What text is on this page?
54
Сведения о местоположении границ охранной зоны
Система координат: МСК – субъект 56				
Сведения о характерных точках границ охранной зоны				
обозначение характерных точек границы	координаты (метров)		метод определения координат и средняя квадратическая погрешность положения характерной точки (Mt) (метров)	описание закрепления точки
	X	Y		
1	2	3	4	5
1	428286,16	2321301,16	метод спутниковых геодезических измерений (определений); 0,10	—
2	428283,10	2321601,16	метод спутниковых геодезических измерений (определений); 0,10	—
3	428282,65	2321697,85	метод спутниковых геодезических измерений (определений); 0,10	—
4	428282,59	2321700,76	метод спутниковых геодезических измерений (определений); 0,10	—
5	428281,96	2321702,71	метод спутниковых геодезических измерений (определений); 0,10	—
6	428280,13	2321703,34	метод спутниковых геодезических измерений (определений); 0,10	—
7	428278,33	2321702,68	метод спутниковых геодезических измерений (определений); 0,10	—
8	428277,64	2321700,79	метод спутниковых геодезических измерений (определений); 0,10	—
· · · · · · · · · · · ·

★ ★ ★ ★ ★ ★ ★

## [Challenge]
Count every line of the material above that holds the string "определений", then state only the total.

## [Complete output]
8